▶ **Requirements**: Give the data again exactly as written, skipping any pictures.

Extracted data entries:
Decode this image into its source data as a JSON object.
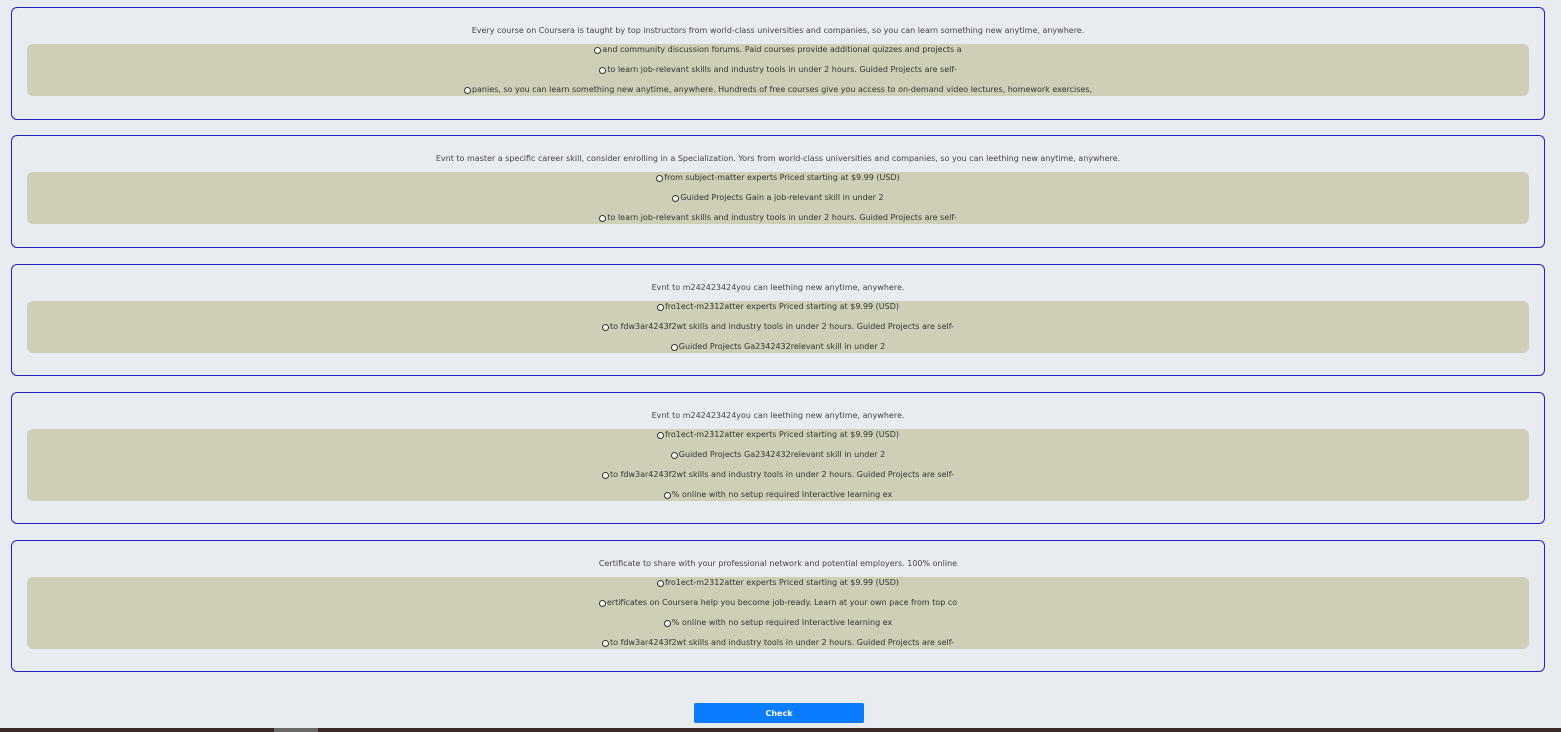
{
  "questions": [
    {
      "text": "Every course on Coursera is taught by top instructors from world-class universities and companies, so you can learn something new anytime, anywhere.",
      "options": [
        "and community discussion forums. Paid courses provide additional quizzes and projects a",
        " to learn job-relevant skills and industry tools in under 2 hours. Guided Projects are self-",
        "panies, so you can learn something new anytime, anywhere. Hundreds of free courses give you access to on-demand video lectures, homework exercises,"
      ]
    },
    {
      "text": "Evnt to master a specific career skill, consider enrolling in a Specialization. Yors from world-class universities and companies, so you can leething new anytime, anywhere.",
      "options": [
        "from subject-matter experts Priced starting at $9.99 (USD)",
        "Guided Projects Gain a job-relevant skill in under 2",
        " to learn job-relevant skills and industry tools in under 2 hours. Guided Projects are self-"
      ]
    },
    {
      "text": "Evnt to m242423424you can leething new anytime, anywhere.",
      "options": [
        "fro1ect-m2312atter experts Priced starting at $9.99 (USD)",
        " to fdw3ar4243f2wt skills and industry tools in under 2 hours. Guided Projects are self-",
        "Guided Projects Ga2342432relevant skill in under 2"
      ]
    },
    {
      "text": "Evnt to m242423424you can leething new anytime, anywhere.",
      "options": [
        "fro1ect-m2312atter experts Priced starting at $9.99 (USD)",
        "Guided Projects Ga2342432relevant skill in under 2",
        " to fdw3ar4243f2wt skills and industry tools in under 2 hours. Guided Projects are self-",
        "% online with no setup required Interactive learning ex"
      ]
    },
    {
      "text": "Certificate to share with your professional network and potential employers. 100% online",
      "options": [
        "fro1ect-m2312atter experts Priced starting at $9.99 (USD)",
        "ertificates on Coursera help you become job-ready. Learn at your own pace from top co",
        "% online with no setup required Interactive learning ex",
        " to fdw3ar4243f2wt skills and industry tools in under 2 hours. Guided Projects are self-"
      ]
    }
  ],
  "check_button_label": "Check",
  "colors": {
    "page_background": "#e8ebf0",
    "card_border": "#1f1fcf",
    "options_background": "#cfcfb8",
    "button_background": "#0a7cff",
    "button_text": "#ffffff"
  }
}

▶ **Reply to the task**:
Decode this image into its source data as a JSON object.
{
  "questions": [
    {
      "text": "Every course on Coursera is taught by top instructors from world-class universities and companies, so you can learn something new anytime, anywhere.",
      "options": [
        "and community discussion forums. Paid courses provide additional quizzes and projects a",
        " to learn job-relevant skills and industry tools in under 2 hours. Guided Projects are self-",
        "panies, so you can learn something new anytime, anywhere. Hundreds of free courses give you access to on-demand video lectures, homework exercises,"
      ]
    },
    {
      "text": "Evnt to master a specific career skill, consider enrolling in a Specialization. Yors from world-class universities and companies, so you can leething new anytime, anywhere.",
      "options": [
        "from subject-matter experts Priced starting at $9.99 (USD)",
        "Guided Projects Gain a job-relevant skill in under 2",
        " to learn job-relevant skills and industry tools in under 2 hours. Guided Projects are self-"
      ]
    },
    {
      "text": "Evnt to m242423424you can leething new anytime, anywhere.",
      "options": [
        "fro1ect-m2312atter experts Priced starting at $9.99 (USD)",
        " to fdw3ar4243f2wt skills and industry tools in under 2 hours. Guided Projects are self-",
        "Guided Projects Ga2342432relevant skill in under 2"
      ]
    },
    {
      "text": "Evnt to m242423424you can leething new anytime, anywhere.",
      "options": [
        "fro1ect-m2312atter experts Priced starting at $9.99 (USD)",
        "Guided Projects Ga2342432relevant skill in under 2",
        " to fdw3ar4243f2wt skills and industry tools in under 2 hours. Guided Projects are self-",
        "% online with no setup required Interactive learning ex"
      ]
    },
    {
      "text": "Certificate to share with your professional network and potential employers. 100% online",
      "options": [
        "fro1ect-m2312atter experts Priced starting at $9.99 (USD)",
        "ertificates on Coursera help you become job-ready. Learn at your own pace from top co",
        "% online with no setup required Interactive learning ex",
        " to fdw3ar4243f2wt skills and industry tools in under 2 hours. Guided Projects are self-"
      ]
    }
  ],
  "check_button_label": "Check",
  "colors": {
    "page_background": "#e8ebf0",
    "card_border": "#1f1fcf",
    "options_background": "#cfcfb8",
    "button_background": "#0a7cff",
    "button_text": "#ffffff"
  }
}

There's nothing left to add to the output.